> **Task description**
Your task is to filter the data below down to the lines holding "ἀποδιδόμενον".

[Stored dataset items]
◇ ◇ ◇

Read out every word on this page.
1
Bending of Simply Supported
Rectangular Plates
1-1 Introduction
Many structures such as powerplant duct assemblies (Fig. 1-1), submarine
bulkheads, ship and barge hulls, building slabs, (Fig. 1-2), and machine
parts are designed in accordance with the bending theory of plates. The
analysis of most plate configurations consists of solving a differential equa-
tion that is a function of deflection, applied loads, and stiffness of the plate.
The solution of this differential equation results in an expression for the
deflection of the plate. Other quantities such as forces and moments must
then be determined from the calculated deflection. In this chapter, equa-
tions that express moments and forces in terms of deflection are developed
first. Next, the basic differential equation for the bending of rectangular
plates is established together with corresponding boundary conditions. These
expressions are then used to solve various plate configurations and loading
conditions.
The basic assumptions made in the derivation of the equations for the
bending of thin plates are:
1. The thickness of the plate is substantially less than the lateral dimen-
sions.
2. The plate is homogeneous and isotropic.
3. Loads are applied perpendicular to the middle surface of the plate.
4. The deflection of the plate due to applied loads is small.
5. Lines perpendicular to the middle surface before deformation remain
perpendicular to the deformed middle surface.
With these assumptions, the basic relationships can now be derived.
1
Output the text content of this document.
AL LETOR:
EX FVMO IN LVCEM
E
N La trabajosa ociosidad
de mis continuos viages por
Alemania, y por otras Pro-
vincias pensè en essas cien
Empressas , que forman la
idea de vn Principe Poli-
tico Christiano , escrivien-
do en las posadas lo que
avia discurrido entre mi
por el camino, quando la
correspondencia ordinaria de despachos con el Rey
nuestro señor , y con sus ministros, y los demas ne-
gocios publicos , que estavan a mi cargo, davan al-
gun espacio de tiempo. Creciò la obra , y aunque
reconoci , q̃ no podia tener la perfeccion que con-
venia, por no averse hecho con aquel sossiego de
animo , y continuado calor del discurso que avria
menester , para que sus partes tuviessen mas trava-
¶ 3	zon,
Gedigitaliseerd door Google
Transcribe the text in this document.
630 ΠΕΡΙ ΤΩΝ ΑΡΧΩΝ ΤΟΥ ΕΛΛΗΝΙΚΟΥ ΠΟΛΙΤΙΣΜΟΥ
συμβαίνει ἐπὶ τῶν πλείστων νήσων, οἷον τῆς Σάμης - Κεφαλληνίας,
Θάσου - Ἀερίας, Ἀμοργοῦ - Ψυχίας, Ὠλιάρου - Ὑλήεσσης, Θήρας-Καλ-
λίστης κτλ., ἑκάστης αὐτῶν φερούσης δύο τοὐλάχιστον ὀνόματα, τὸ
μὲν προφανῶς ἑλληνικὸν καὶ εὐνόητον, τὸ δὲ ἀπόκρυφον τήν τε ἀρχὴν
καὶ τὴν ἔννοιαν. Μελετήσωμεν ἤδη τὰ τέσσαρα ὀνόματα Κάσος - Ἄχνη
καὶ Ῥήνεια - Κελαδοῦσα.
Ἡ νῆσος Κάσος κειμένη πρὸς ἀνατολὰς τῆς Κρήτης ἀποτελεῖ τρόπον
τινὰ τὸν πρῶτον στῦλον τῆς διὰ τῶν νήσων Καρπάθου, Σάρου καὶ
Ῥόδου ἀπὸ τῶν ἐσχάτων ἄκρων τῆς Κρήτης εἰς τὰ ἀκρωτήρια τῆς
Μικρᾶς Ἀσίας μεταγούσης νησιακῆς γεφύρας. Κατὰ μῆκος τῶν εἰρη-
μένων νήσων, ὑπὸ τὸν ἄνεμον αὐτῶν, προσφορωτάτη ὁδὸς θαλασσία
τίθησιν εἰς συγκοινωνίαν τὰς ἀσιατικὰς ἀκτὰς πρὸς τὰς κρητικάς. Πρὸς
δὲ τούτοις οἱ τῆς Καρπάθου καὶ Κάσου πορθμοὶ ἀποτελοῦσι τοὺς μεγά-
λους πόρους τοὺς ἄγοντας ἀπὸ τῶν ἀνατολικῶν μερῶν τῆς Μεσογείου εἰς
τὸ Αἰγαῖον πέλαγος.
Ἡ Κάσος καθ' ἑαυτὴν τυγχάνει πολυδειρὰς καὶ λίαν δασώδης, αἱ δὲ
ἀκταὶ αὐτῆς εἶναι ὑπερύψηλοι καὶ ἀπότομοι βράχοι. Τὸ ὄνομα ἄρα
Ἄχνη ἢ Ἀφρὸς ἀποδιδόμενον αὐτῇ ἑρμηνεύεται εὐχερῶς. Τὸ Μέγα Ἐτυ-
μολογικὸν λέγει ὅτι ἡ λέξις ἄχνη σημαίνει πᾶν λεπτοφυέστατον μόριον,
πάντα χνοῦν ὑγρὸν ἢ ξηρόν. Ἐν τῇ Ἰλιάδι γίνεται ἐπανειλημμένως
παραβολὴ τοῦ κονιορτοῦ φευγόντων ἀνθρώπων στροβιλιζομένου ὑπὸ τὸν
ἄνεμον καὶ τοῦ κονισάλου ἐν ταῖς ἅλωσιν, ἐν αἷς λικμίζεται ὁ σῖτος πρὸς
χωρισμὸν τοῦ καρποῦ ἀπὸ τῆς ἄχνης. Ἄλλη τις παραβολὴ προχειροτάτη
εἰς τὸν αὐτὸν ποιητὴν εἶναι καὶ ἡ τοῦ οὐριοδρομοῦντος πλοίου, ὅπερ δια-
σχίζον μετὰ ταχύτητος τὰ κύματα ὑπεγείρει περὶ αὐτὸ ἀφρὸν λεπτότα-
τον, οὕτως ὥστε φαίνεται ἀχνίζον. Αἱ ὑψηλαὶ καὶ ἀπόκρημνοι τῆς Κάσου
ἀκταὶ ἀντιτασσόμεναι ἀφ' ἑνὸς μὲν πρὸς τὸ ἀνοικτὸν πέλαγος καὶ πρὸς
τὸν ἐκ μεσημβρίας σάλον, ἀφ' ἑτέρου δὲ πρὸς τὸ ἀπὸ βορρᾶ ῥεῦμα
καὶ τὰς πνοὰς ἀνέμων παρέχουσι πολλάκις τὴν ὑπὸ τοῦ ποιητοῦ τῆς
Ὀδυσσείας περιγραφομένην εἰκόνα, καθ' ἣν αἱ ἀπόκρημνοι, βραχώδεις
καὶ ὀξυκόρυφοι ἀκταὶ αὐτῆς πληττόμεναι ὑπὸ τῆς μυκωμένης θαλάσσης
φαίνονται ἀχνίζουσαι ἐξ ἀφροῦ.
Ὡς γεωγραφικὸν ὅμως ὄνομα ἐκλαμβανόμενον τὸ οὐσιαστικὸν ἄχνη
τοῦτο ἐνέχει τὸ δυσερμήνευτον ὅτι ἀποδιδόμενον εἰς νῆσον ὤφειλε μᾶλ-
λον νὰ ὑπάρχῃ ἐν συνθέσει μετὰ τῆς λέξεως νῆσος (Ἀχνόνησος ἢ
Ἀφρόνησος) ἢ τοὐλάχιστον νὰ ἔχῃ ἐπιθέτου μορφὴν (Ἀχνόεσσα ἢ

◇ ◇ ◇

> **Finished task**
Ἄχνη ἢ Ἀφρὸς ἀποδιδόμενον αὐτῇ ἑρμηνεύεται εὐχερῶς. Τὸ Μέγα Ἐτυ-
τοῦτο ἐνέχει τὸ δυσερμήνευτον ὅτι ἀποδιδόμενον εἰς νῆσον ὤφειλε μᾶλ-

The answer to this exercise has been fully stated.